*Work to be completed*.
Check the listing below line by line and report how many lines hold "корпус", with no other words.
-- START --
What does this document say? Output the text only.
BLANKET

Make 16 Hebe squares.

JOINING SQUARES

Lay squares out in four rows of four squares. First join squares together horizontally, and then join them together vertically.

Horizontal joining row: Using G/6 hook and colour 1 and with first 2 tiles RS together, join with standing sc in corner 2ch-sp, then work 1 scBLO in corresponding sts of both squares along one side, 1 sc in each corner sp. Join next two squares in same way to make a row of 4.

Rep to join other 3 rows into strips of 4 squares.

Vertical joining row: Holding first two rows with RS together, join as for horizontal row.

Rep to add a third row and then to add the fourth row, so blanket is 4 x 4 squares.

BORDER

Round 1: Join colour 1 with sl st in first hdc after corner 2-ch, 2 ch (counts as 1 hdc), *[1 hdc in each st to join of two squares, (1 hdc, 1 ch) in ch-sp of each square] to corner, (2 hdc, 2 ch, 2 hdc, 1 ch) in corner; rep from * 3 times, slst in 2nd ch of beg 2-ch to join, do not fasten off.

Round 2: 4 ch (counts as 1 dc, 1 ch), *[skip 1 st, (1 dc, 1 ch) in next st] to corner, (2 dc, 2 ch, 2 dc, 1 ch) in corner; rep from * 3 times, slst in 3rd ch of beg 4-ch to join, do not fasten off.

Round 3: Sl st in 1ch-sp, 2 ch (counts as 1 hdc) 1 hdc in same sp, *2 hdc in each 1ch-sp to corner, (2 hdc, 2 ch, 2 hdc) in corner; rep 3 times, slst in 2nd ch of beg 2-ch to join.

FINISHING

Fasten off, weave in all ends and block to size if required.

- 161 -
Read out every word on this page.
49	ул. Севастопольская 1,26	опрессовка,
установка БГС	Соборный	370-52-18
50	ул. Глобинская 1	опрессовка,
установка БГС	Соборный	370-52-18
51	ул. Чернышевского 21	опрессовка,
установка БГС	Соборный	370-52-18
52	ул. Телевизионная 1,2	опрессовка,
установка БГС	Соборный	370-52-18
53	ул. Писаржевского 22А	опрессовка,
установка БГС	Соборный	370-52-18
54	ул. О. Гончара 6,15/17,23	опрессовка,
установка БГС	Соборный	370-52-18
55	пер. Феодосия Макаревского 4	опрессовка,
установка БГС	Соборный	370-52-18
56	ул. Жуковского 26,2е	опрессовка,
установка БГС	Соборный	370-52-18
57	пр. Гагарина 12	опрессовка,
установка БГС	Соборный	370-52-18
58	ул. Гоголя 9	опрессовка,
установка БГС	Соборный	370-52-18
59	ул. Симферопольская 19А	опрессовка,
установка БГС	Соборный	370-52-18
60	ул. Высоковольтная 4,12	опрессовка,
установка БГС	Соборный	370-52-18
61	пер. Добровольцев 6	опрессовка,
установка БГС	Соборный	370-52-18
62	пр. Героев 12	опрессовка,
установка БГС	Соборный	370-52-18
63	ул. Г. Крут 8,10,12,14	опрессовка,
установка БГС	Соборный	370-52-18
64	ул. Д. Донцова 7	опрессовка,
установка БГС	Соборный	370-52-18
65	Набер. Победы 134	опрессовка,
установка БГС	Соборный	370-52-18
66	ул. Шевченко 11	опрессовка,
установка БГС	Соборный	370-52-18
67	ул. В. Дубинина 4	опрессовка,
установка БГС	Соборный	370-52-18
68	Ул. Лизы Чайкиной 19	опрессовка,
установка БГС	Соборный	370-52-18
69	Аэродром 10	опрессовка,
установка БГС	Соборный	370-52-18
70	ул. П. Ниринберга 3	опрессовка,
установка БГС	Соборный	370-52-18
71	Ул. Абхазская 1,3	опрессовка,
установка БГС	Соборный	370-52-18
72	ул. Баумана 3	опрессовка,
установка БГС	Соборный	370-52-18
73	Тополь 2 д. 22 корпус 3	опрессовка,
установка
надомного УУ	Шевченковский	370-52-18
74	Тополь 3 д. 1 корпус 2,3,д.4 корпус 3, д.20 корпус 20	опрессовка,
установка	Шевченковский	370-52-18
-- END --
*Answer to this task*.
2